* Start *

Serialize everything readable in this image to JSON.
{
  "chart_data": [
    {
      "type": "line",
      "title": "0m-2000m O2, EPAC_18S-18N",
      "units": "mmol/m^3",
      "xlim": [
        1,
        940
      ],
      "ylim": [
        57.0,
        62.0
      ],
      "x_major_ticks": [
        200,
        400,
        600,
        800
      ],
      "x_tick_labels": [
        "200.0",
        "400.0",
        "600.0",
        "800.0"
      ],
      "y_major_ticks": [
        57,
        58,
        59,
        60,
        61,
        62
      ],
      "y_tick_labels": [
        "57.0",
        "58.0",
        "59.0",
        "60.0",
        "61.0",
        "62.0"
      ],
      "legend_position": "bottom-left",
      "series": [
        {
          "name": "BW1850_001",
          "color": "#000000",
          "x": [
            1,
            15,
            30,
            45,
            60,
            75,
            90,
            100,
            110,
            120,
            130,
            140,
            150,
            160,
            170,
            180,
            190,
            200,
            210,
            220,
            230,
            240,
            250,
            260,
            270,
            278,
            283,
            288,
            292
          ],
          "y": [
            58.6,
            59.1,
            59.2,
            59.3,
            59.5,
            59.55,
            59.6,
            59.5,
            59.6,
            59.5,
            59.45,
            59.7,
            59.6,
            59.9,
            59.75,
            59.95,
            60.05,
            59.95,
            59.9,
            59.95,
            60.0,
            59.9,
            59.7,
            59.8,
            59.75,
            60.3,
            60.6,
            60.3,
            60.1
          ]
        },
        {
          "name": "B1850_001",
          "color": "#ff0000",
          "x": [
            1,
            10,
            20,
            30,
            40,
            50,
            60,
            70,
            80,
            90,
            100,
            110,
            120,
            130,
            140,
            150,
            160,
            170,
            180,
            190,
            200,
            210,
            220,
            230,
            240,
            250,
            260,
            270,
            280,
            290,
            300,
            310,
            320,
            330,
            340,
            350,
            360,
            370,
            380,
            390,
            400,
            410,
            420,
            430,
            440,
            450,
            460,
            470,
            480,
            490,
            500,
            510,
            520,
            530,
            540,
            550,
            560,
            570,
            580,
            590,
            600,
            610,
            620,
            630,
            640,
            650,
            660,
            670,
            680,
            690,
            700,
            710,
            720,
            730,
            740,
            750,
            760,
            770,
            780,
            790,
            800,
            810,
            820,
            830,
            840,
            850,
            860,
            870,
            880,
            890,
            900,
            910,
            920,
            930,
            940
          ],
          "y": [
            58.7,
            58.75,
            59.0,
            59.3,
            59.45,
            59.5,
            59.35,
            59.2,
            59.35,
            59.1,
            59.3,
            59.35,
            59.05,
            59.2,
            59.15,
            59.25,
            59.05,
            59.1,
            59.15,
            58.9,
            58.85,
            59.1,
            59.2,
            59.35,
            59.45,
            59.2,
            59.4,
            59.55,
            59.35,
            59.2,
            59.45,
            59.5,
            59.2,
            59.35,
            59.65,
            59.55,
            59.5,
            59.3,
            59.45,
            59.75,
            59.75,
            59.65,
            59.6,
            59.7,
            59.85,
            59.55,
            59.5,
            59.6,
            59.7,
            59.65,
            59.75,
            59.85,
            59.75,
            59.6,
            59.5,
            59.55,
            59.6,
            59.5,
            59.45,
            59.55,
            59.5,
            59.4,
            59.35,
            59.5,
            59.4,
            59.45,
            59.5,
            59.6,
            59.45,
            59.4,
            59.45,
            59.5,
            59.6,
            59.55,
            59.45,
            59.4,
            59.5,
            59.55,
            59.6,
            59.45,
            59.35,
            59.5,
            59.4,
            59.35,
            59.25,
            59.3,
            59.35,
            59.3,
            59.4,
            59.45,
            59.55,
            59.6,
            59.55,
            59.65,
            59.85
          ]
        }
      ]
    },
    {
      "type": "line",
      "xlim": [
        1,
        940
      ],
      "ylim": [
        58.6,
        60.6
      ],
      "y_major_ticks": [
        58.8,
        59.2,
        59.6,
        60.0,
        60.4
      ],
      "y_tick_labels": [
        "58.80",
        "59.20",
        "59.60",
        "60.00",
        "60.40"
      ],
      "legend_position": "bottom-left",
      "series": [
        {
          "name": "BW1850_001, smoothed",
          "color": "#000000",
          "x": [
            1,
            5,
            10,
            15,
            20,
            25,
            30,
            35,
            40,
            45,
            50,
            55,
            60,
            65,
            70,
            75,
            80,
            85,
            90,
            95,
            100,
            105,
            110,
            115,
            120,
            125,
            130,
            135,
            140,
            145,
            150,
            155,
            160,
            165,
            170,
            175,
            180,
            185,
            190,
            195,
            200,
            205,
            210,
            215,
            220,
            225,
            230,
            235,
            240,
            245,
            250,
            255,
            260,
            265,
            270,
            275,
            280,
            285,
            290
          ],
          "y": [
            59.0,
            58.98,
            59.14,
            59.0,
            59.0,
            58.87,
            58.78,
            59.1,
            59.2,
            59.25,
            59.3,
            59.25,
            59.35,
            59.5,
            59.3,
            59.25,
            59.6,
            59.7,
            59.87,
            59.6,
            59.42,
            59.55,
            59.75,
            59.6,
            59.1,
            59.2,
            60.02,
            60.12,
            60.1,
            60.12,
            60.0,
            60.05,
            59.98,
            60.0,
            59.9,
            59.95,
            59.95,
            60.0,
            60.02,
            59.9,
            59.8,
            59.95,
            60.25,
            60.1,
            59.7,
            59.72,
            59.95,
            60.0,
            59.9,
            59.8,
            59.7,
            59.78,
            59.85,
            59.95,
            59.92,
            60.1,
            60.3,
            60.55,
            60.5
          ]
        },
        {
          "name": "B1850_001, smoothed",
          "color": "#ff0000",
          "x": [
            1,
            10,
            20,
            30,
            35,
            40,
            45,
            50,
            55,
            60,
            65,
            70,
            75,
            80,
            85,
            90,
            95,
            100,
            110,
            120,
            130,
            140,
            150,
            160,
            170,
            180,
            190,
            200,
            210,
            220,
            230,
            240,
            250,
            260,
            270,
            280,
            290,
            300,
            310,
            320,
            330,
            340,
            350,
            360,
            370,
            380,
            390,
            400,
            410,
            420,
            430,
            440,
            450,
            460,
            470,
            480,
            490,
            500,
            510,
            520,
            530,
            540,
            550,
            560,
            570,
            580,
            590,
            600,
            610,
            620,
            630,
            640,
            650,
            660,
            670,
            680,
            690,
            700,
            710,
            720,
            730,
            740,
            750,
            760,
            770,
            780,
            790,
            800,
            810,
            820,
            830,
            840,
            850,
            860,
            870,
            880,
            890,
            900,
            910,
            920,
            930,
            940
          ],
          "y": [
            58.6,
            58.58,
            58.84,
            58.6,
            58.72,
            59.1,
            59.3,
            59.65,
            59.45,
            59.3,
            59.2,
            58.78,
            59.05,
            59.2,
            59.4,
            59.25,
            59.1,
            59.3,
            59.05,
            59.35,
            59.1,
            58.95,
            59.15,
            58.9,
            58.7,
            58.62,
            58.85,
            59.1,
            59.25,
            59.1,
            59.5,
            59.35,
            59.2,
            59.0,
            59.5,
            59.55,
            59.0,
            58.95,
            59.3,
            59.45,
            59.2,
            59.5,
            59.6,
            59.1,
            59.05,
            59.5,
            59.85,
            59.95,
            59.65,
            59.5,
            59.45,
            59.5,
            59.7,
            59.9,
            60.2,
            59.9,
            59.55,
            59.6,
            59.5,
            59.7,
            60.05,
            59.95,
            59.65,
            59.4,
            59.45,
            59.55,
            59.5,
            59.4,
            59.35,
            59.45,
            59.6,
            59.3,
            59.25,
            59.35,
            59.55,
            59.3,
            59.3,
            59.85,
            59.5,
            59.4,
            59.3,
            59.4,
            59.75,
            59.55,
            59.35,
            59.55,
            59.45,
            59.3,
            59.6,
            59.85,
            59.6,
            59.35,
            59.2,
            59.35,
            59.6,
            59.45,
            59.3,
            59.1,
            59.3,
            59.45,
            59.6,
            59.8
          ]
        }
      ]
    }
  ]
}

* End *

__GOAL OF THE EXERCISE__: Find every line that has "name" in it, then return those lines.

__EXERCISE SOLUTION__:
          "name": "BW1850_001",
          "name": "B1850_001",
          "name": "BW1850_001, smoothed",
          "name": "B1850_001, smoothed",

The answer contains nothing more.